-- Start of Materials provided --

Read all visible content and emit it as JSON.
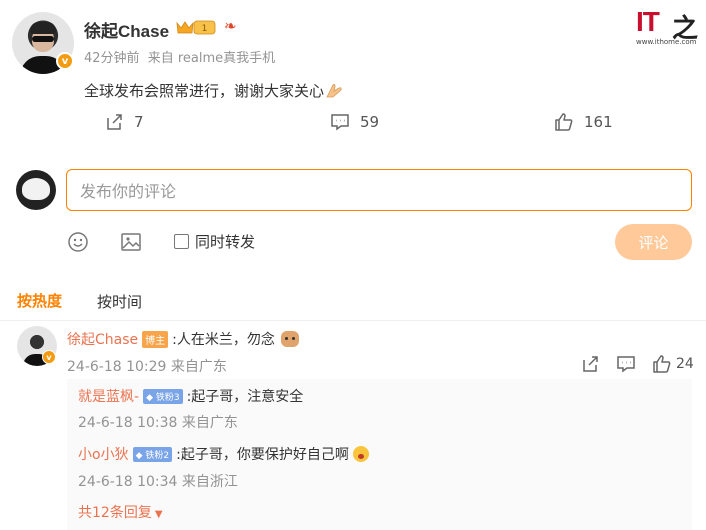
{
  "post": {
    "author": "徐起Chase",
    "verify_icon": "v",
    "vip_level": "1",
    "time": "42分钟前",
    "source": "来自 realme真我手机",
    "content": "全球发布会照常进行，谢谢大家关心"
  },
  "watermark": {
    "logo_text": "IT",
    "logo_glyph": "之",
    "url": "www.ithome.com"
  },
  "actions": {
    "repost_count": "7",
    "comment_count": "59",
    "like_count": "161"
  },
  "composer": {
    "placeholder": "发布你的评论",
    "forward_label": "同时转发",
    "submit_label": "评论"
  },
  "sort_tabs": {
    "hot": "按热度",
    "time": "按时间"
  },
  "comment": {
    "author": "徐起Chase",
    "badge": "博主",
    "text": ":人在米兰，勿念",
    "time": "24-6-18 10:29 来自广东",
    "like_count": "24"
  },
  "replies": [
    {
      "author": "就是蓝枫-",
      "badge": "铁粉3",
      "text": ":起子哥，注意安全",
      "time": "24-6-18 10:38 来自广东"
    },
    {
      "author": "小o小狄",
      "badge": "铁粉2",
      "text": ":起子哥，你要保护好自己啊",
      "time": "24-6-18 10:34 来自浙江"
    }
  ],
  "more_replies": "共12条回复",
  "colors": {
    "accent": "#ff8200",
    "link": "#eb7350",
    "meta": "#939393"
  }
}
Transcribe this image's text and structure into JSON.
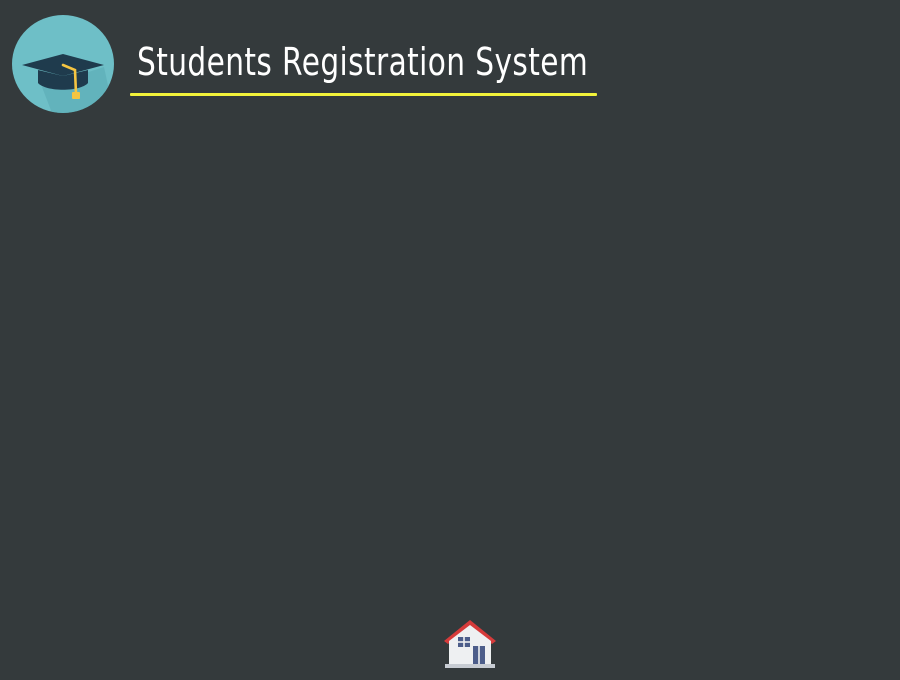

-- End of Materials provided --

**What to produce**
Quote all the lines above exactly as given. Do not include the pictures.

**Worked solution**
Read all visible content and emit it as JSON.
{
  "post": {
    "author": "徐起Chase",
    "verify_icon": "v",
    "vip_level": "1",
    "time": "42分钟前",
    "source": "来自 realme真我手机",
    "content": "全球发布会照常进行，谢谢大家关心"
  },
  "watermark": {
    "logo_text": "IT",
    "logo_glyph": "之",
    "url": "www.ithome.com"
  },
  "actions": {
    "repost_count": "7",
    "comment_count": "59",
    "like_count": "161"
  },
  "composer": {
    "placeholder": "发布你的评论",
    "forward_label": "同时转发",
    "submit_label": "评论"
  },
  "sort_tabs": {
    "hot": "按热度",
    "time": "按时间"
  },
  "comment": {
    "author": "徐起Chase",
    "badge": "博主",
    "text": ":人在米兰，勿念",
    "time": "24-6-18 10:29 来自广东",
    "like_count": "24"
  },
  "replies": [
    {
      "author": "就是蓝枫-",
      "badge": "铁粉3",
      "text": ":起子哥，注意安全",
      "time": "24-6-18 10:38 来自广东"
    },
    {
      "author": "小o小狄",
      "badge": "铁粉2",
      "text": ":起子哥，你要保护好自己啊",
      "time": "24-6-18 10:34 来自浙江"
    }
  ],
  "more_replies": "共12条回复",
  "colors": {
    "accent": "#ff8200",
    "link": "#eb7350",
    "meta": "#939393"
  }
}
Transcribe this image's text and structure into JSON.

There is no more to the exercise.